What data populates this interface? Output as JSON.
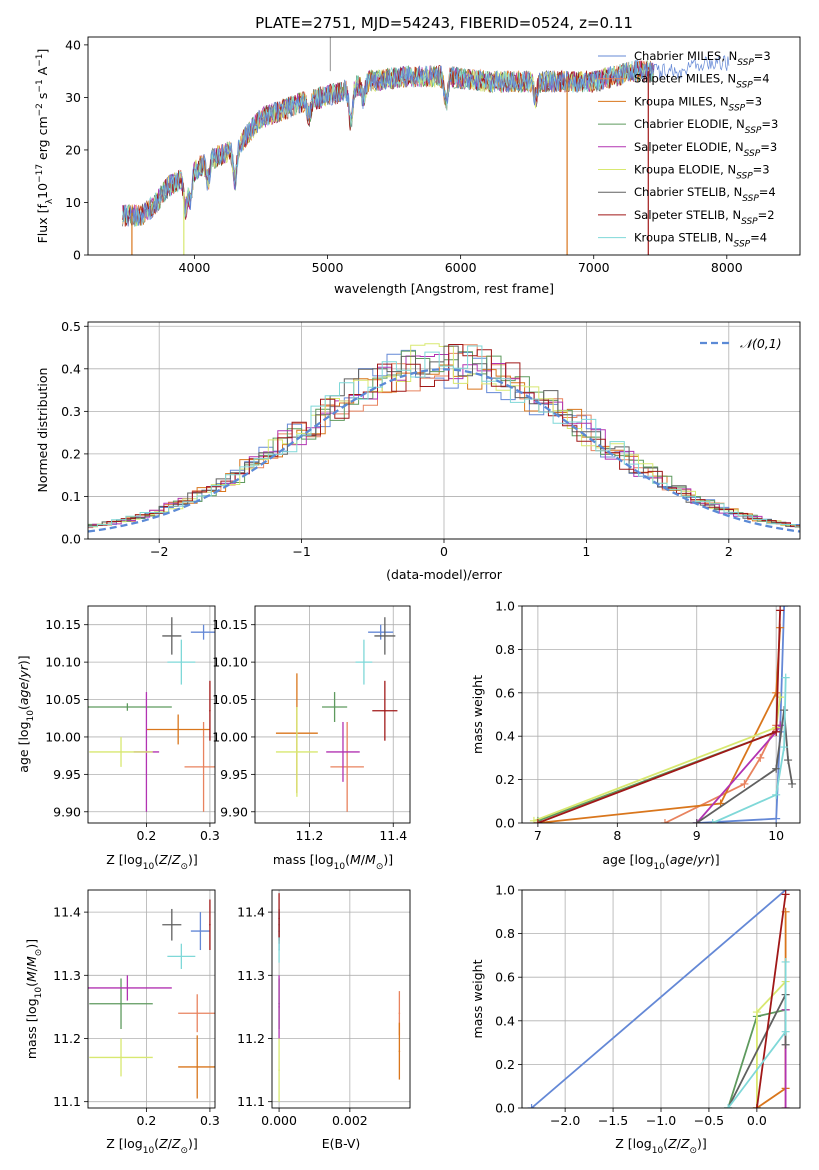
{
  "title": "PLATE=2751, MJD=54243, FIBERID=0524, z=0.11",
  "series_colors": [
    "#6488d6",
    "#e8835f",
    "#d9761c",
    "#5e9a5e",
    "#b233b2",
    "#d8e870",
    "#606060",
    "#a01818",
    "#7fd8d8"
  ],
  "chart_data": [
    {
      "id": "spectrum",
      "type": "line",
      "xlabel": "wavelength [Angstrom, rest frame]",
      "ylabel": "Flux [fλ10⁻¹⁷ erg cm⁻² s⁻¹ A⁻¹]",
      "xlim": [
        3200,
        8550
      ],
      "ylim": [
        0,
        41.5
      ],
      "xticks": [
        4000,
        5000,
        6000,
        7000,
        8000
      ],
      "yticks": [
        0,
        10,
        20,
        30,
        40
      ],
      "grid": false,
      "legend": "top-right",
      "continuum": {
        "x": [
          3450,
          3600,
          3700,
          3800,
          3950,
          4100,
          4300,
          4500,
          4800,
          5100,
          5300,
          5600,
          5900,
          6200,
          6600,
          7000,
          7300,
          7450
        ],
        "y": [
          7.5,
          7.5,
          9.5,
          13,
          15,
          18,
          20,
          26,
          29,
          31,
          33,
          34,
          34,
          33,
          33,
          33,
          35,
          35
        ]
      },
      "series": [
        {
          "name": "Chabrier MILES, N_SSP=3"
        },
        {
          "name": "Salpeter MILES, N_SSP=4"
        },
        {
          "name": "Kroupa MILES, N_SSP=3"
        },
        {
          "name": "Chabrier ELODIE, N_SSP=3"
        },
        {
          "name": "Salpeter ELODIE, N_SSP=3"
        },
        {
          "name": "Kroupa ELODIE, N_SSP=3"
        },
        {
          "name": "Chabrier STELIB, N_SSP=4"
        },
        {
          "name": "Salpeter STELIB, N_SSP=2"
        },
        {
          "name": "Kroupa STELIB, N_SSP=4"
        }
      ]
    },
    {
      "id": "residuals",
      "type": "line",
      "xlabel": "(data-model)/error",
      "ylabel": "Normed distribution",
      "xlim": [
        -2.5,
        2.5
      ],
      "ylim": [
        0,
        0.51
      ],
      "xticks": [
        -2,
        -1,
        0,
        1,
        2
      ],
      "yticks": [
        0.0,
        0.1,
        0.2,
        0.3,
        0.4,
        0.5
      ],
      "grid": true,
      "legend": "top-right",
      "gaussian": {
        "name": "𝒩(0,1)",
        "mean": 0,
        "sigma": 1
      },
      "bin_width": 0.1
    },
    {
      "id": "age_vs_Z",
      "type": "scatter",
      "xlabel": "Z [log10(Z/Z⊙)]",
      "ylabel": "age  [log10(age/yr)]",
      "xlim": [
        0.108,
        0.308
      ],
      "ylim": [
        9.885,
        10.175
      ],
      "xticks": [
        0.2,
        0.3
      ],
      "yticks": [
        9.9,
        9.95,
        10.0,
        10.05,
        10.1,
        10.15
      ],
      "grid": true,
      "points": [
        {
          "x": 0.29,
          "y": 10.14,
          "xerr": 0.02,
          "yerr": 0.01
        },
        {
          "x": 0.29,
          "y": 9.96,
          "xerr": 0.03,
          "yerr": 0.06
        },
        {
          "x": 0.25,
          "y": 10.01,
          "xerr": 0.05,
          "yerr": 0.02
        },
        {
          "x": 0.17,
          "y": 10.04,
          "xerr": 0.07,
          "yerr": 0.005
        },
        {
          "x": 0.2,
          "y": 9.98,
          "xerr": 0.02,
          "yerr": 0.08
        },
        {
          "x": 0.16,
          "y": 9.98,
          "xerr": 0.05,
          "yerr": 0.02
        },
        {
          "x": 0.24,
          "y": 10.135,
          "xerr": 0.015,
          "yerr": 0.025
        },
        {
          "x": 0.3,
          "y": 10.035,
          "xerr": 0.0,
          "yerr": 0.04
        },
        {
          "x": 0.255,
          "y": 10.1,
          "xerr": 0.022,
          "yerr": 0.03
        }
      ]
    },
    {
      "id": "age_vs_mass",
      "type": "scatter",
      "xlabel": "mass [log10(M/M⊙)]",
      "ylabel": "",
      "xlim": [
        11.07,
        11.44
      ],
      "ylim": [
        9.885,
        10.175
      ],
      "xticks": [
        11.2,
        11.4
      ],
      "yticks": [
        9.9,
        9.95,
        10.0,
        10.05,
        10.1,
        10.15
      ],
      "grid": true,
      "points": [
        {
          "x": 11.37,
          "y": 10.14,
          "xerr": 0.03,
          "yerr": 0.01
        },
        {
          "x": 11.29,
          "y": 9.96,
          "xerr": 0.04,
          "yerr": 0.06
        },
        {
          "x": 11.17,
          "y": 10.005,
          "xerr": 0.05,
          "yerr": 0.08
        },
        {
          "x": 11.26,
          "y": 10.04,
          "xerr": 0.03,
          "yerr": 0.02
        },
        {
          "x": 11.28,
          "y": 9.98,
          "xerr": 0.04,
          "yerr": 0.04
        },
        {
          "x": 11.17,
          "y": 9.98,
          "xerr": 0.05,
          "yerr": 0.06
        },
        {
          "x": 11.38,
          "y": 10.135,
          "xerr": 0.025,
          "yerr": 0.025
        },
        {
          "x": 11.38,
          "y": 10.035,
          "xerr": 0.03,
          "yerr": 0.04
        },
        {
          "x": 11.33,
          "y": 10.1,
          "xerr": 0.02,
          "yerr": 0.03
        }
      ]
    },
    {
      "id": "mass_weight_vs_age",
      "type": "line",
      "xlabel": "age  [log10(age/yr)]",
      "ylabel": "mass weight",
      "xlim": [
        6.8,
        10.3
      ],
      "ylim": [
        0,
        1
      ],
      "xticks": [
        7,
        8,
        9,
        10
      ],
      "yticks": [
        0.0,
        0.2,
        0.4,
        0.6,
        0.8,
        1.0
      ],
      "grid": true,
      "series": [
        {
          "x": [
            9.0,
            10.0,
            10.05,
            10.1
          ],
          "y": [
            0.0,
            0.02,
            0.42,
            1.0
          ]
        },
        {
          "x": [
            8.6,
            9.6,
            9.8,
            10.0
          ],
          "y": [
            0.0,
            0.18,
            0.3,
            0.45
          ]
        },
        {
          "x": [
            7.0,
            9.3,
            10.0,
            10.05
          ],
          "y": [
            0.0,
            0.09,
            0.6,
            0.9
          ]
        },
        {
          "x": [
            7.0,
            10.0,
            10.05
          ],
          "y": [
            0.01,
            0.42,
            0.45
          ]
        },
        {
          "x": [
            9.0,
            10.0,
            10.05
          ],
          "y": [
            0.0,
            0.42,
            0.45
          ]
        },
        {
          "x": [
            6.95,
            10.0,
            10.05
          ],
          "y": [
            0.01,
            0.44,
            0.58
          ]
        },
        {
          "x": [
            9.0,
            10.0,
            10.1,
            10.15,
            10.2
          ],
          "y": [
            0.0,
            0.25,
            0.52,
            0.29,
            0.18
          ]
        },
        {
          "x": [
            7.0,
            10.0,
            10.05
          ],
          "y": [
            0.0,
            0.42,
            0.98
          ]
        },
        {
          "x": [
            9.2,
            10.0,
            10.1,
            10.12
          ],
          "y": [
            0.0,
            0.13,
            0.35,
            0.67
          ]
        }
      ]
    },
    {
      "id": "mass_vs_Z",
      "type": "scatter",
      "xlabel": "Z [log10(Z/Z⊙)]",
      "ylabel": "mass [log10(M/M⊙)]",
      "xlim": [
        0.108,
        0.308
      ],
      "ylim": [
        11.09,
        11.435
      ],
      "xticks": [
        0.2,
        0.3
      ],
      "yticks": [
        11.1,
        11.2,
        11.3,
        11.4
      ],
      "grid": true,
      "points": [
        {
          "x": 0.285,
          "y": 11.37,
          "xerr": 0.015,
          "yerr": 0.03
        },
        {
          "x": 0.28,
          "y": 11.24,
          "xerr": 0.03,
          "yerr": 0.03
        },
        {
          "x": 0.28,
          "y": 11.155,
          "xerr": 0.03,
          "yerr": 0.05
        },
        {
          "x": 0.16,
          "y": 11.255,
          "xerr": 0.05,
          "yerr": 0.04
        },
        {
          "x": 0.17,
          "y": 11.28,
          "xerr": 0.07,
          "yerr": 0.02
        },
        {
          "x": 0.16,
          "y": 11.17,
          "xerr": 0.05,
          "yerr": 0.03
        },
        {
          "x": 0.24,
          "y": 11.38,
          "xerr": 0.015,
          "yerr": 0.025
        },
        {
          "x": 0.3,
          "y": 11.38,
          "xerr": 0.0,
          "yerr": 0.04
        },
        {
          "x": 0.255,
          "y": 11.33,
          "xerr": 0.022,
          "yerr": 0.02
        }
      ]
    },
    {
      "id": "mass_vs_EBV",
      "type": "scatter",
      "xlabel": "E(B-V)",
      "ylabel": "",
      "xlim": [
        -0.0002,
        0.0037
      ],
      "ylim": [
        11.09,
        11.435
      ],
      "xticks": [
        0.0,
        0.002
      ],
      "xtick_labels": [
        "0.000",
        "0.002"
      ],
      "yticks": [
        11.1,
        11.2,
        11.3,
        11.4
      ],
      "grid": true,
      "points": [
        {
          "x": 0.0,
          "y": 11.37,
          "xerr": 0,
          "yerr": 0.03
        },
        {
          "x": 0.0034,
          "y": 11.24,
          "xerr": 0,
          "yerr": 0.035
        },
        {
          "x": 0.0034,
          "y": 11.18,
          "xerr": 0,
          "yerr": 0.045
        },
        {
          "x": 0.0,
          "y": 11.255,
          "xerr": 0,
          "yerr": 0.04
        },
        {
          "x": 0.0,
          "y": 11.25,
          "xerr": 0,
          "yerr": 0.05
        },
        {
          "x": 0.0,
          "y": 11.15,
          "xerr": 0,
          "yerr": 0.05
        },
        {
          "x": 0.0,
          "y": 11.38,
          "xerr": 0,
          "yerr": 0.025
        },
        {
          "x": 0.0,
          "y": 11.39,
          "xerr": 0,
          "yerr": 0.04
        },
        {
          "x": 0.0,
          "y": 11.34,
          "xerr": 0,
          "yerr": 0.02
        }
      ]
    },
    {
      "id": "mass_weight_vs_Z",
      "type": "line",
      "xlabel": "Z [log10(Z/Z⊙)]",
      "ylabel": "mass weight",
      "xlim": [
        -2.45,
        0.45
      ],
      "ylim": [
        0,
        1
      ],
      "xticks": [
        -2.0,
        -1.5,
        -1.0,
        -0.5,
        0.0
      ],
      "xtick_labels": [
        "−2.0",
        "−1.5",
        "−1.0",
        "−0.5",
        "0.0"
      ],
      "yticks": [
        0.0,
        0.2,
        0.4,
        0.6,
        0.8,
        1.0
      ],
      "grid": true,
      "series": [
        {
          "x": [
            -2.35,
            0.3
          ],
          "y": [
            0.0,
            1.0
          ]
        },
        {
          "x": [
            0.3,
            0.3
          ],
          "y": [
            0.0,
            0.45
          ]
        },
        {
          "x": [
            0.0,
            0.3,
            0.3
          ],
          "y": [
            0.0,
            0.09,
            0.9
          ]
        },
        {
          "x": [
            -0.3,
            0.0,
            0.3
          ],
          "y": [
            0.0,
            0.42,
            0.45
          ]
        },
        {
          "x": [
            0.3,
            0.3
          ],
          "y": [
            0.0,
            0.45
          ]
        },
        {
          "x": [
            0.0,
            0.0,
            0.3
          ],
          "y": [
            0.0,
            0.44,
            0.58
          ]
        },
        {
          "x": [
            -0.3,
            0.3,
            0.3
          ],
          "y": [
            0.0,
            0.52,
            0.29
          ]
        },
        {
          "x": [
            0.0,
            0.3
          ],
          "y": [
            0.0,
            0.98
          ]
        },
        {
          "x": [
            -0.3,
            0.3,
            0.3
          ],
          "y": [
            0.0,
            0.35,
            0.67
          ]
        }
      ]
    }
  ]
}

•••••

Locate each line with the word "name" and copy it.

          "name": "Chabrier MILES, N_SSP=3"
          "name": "Salpeter MILES, N_SSP=4"
          "name": "Kroupa MILES, N_SSP=3"
          "name": "Chabrier ELODIE, N_SSP=3"
          "name": "Salpeter ELODIE, N_SSP=3"
          "name": "Kroupa ELODIE, N_SSP=3"
          "name": "Chabrier STELIB, N_SSP=4"
          "name": "Salpeter STELIB, N_SSP=2"
          "name": "Kroupa STELIB, N_SSP=4"
        "name": "𝒩(0,1)",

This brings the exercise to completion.